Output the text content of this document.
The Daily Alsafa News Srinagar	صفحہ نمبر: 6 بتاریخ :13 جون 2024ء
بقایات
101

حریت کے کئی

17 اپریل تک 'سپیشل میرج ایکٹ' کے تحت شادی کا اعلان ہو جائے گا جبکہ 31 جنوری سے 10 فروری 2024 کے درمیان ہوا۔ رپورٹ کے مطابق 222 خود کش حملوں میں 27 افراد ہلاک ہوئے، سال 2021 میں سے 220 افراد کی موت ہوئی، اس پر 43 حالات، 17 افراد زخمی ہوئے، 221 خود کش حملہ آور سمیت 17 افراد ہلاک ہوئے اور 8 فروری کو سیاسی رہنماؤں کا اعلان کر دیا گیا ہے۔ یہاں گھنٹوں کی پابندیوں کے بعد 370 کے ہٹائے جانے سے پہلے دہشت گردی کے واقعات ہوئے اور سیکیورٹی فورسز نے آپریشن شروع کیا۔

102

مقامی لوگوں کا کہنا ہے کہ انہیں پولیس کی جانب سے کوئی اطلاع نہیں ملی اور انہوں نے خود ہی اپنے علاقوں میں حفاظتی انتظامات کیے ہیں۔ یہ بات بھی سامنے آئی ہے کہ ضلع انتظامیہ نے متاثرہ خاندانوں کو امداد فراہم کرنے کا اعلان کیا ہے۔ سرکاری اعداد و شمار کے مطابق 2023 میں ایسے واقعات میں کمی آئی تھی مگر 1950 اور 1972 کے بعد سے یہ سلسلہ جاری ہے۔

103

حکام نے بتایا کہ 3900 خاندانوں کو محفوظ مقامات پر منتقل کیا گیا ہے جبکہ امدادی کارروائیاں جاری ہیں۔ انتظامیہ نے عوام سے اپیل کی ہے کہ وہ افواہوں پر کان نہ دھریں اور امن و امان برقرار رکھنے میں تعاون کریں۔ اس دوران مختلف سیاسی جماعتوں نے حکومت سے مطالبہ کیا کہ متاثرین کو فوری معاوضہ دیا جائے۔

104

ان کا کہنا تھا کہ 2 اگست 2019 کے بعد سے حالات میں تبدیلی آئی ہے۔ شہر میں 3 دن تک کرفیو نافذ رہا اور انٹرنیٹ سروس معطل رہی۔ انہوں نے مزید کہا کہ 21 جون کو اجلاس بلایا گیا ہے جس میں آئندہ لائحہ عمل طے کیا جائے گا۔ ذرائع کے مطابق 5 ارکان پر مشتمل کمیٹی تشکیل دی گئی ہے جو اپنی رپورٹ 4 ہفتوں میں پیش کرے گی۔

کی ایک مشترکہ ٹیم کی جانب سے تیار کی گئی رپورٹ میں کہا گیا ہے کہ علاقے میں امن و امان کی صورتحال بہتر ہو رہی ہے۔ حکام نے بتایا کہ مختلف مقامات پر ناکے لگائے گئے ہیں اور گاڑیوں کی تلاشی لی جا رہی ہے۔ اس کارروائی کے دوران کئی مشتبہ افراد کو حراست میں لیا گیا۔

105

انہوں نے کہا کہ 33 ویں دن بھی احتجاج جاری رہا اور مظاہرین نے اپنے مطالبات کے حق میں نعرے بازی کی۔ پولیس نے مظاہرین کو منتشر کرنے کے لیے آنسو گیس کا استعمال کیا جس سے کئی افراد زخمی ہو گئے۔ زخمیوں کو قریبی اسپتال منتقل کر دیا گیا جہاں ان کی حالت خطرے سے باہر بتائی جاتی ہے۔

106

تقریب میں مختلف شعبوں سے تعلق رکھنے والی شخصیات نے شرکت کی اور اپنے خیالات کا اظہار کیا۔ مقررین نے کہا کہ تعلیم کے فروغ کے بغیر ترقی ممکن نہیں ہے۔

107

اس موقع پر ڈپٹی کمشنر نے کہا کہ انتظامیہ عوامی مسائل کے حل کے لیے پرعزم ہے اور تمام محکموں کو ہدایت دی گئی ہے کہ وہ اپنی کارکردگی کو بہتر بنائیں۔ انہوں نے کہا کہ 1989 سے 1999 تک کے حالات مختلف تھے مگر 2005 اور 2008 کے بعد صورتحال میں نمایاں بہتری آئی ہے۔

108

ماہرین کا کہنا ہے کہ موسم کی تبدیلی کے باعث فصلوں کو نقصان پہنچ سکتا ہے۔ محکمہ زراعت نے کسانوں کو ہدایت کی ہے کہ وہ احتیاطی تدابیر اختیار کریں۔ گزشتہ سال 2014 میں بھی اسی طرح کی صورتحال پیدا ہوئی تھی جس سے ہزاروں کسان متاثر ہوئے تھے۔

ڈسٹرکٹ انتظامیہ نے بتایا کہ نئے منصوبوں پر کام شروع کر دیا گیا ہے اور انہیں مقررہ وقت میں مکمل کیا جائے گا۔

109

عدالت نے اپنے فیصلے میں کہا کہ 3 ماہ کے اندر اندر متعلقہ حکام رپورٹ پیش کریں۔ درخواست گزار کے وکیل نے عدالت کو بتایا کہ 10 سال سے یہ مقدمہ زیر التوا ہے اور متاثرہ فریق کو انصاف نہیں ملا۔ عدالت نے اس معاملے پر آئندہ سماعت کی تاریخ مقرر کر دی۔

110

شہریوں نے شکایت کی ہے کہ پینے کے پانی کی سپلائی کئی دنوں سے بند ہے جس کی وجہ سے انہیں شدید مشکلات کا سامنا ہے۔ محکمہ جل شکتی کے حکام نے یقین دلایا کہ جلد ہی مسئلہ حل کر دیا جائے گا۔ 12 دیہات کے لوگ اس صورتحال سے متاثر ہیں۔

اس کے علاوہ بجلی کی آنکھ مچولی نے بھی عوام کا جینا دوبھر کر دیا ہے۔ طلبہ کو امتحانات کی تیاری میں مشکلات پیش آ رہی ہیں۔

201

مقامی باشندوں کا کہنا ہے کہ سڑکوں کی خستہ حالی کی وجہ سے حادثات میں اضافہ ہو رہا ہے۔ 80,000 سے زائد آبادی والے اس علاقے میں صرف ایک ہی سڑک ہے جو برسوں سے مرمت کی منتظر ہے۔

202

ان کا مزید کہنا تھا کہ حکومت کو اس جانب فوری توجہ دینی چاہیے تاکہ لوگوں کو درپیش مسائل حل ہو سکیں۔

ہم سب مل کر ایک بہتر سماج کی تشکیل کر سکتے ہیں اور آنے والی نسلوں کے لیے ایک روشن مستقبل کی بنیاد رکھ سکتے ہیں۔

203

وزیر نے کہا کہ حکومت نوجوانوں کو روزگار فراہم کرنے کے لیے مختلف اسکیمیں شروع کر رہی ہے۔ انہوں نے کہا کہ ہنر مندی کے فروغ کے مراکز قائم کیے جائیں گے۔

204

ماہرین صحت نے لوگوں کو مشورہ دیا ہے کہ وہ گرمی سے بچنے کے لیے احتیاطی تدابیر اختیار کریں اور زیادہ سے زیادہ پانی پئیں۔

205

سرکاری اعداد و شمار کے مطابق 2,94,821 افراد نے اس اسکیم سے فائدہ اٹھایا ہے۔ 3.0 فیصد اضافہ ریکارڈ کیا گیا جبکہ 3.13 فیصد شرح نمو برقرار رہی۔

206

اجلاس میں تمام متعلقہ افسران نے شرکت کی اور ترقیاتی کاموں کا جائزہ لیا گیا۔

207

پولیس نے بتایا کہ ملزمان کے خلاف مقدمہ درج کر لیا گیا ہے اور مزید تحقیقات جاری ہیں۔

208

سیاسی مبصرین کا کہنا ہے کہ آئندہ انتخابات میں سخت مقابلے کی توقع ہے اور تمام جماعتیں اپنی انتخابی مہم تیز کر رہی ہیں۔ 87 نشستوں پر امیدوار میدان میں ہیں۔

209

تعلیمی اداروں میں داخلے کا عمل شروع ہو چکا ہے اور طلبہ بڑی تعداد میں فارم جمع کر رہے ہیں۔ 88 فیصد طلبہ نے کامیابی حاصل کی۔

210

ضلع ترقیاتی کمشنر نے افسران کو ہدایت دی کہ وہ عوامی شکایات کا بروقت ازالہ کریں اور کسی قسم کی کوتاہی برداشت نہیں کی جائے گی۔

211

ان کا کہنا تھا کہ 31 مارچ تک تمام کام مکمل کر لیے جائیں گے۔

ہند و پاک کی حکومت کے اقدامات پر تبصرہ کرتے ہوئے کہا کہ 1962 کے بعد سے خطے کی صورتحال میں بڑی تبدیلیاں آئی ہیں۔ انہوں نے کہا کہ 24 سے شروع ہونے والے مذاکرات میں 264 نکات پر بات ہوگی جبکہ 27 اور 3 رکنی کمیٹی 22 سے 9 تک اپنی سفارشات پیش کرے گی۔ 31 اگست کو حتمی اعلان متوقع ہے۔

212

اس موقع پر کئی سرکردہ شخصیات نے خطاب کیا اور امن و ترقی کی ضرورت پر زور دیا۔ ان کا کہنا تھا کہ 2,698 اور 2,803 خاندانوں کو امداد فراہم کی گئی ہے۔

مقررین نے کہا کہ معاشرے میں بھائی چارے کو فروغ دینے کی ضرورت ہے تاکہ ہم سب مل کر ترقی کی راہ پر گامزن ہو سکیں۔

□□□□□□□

### Problem statement
Say how many lines above contain the string "محکمہ". Answer with the number only.

### Exercise output
2